## WHAT IS NEEDED
Copy every line of the data that contains the string "this".

Records
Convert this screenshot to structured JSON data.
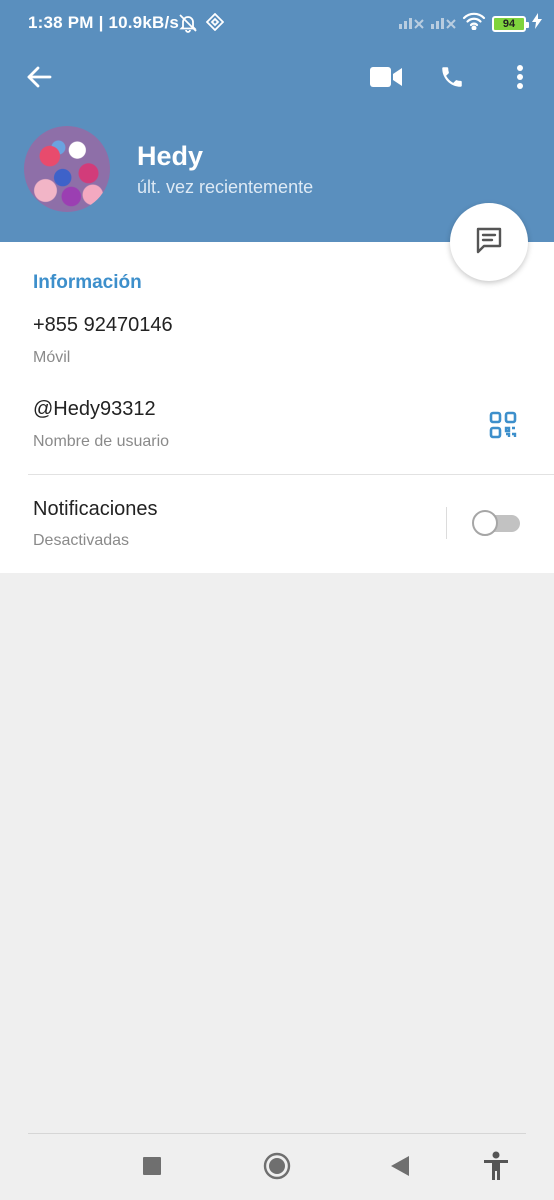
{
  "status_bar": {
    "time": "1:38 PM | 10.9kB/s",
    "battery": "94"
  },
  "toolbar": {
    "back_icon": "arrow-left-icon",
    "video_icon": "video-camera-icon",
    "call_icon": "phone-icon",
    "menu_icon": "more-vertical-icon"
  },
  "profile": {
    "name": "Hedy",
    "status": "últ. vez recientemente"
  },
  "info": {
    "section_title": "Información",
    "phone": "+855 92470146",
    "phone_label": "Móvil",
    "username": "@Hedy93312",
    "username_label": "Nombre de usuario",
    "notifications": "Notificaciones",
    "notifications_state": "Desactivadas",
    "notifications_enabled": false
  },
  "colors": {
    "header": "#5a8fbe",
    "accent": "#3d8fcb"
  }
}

* * *

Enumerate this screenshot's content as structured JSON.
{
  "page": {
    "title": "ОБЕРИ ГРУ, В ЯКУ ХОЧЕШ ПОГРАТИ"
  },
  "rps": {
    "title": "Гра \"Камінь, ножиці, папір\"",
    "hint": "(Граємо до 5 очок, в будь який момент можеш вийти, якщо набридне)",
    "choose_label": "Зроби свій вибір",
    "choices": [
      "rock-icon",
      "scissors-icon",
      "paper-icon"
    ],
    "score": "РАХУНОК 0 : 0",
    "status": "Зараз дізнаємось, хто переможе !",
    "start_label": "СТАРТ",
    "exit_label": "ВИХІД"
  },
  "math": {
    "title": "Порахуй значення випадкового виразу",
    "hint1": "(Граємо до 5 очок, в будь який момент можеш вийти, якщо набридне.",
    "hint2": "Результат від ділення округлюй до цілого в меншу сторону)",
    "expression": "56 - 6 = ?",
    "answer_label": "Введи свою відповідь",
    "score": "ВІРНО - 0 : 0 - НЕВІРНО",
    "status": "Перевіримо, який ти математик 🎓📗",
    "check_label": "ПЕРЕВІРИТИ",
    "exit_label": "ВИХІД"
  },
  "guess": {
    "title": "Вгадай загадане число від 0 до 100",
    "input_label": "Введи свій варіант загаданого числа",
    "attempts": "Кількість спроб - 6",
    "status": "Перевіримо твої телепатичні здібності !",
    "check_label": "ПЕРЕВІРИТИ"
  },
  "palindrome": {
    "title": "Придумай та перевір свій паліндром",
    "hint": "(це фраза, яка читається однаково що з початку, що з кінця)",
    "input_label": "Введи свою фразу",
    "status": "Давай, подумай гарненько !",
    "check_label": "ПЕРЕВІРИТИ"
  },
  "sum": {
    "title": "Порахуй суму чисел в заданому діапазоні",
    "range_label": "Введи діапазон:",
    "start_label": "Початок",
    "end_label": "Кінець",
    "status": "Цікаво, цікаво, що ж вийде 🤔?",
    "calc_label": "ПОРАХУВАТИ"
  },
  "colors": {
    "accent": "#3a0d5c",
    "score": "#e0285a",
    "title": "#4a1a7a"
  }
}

## EXERCISE RESPONSE
Convert this screenshot to structured JSON data.
Enumerate this screenshot's content as structured JSON.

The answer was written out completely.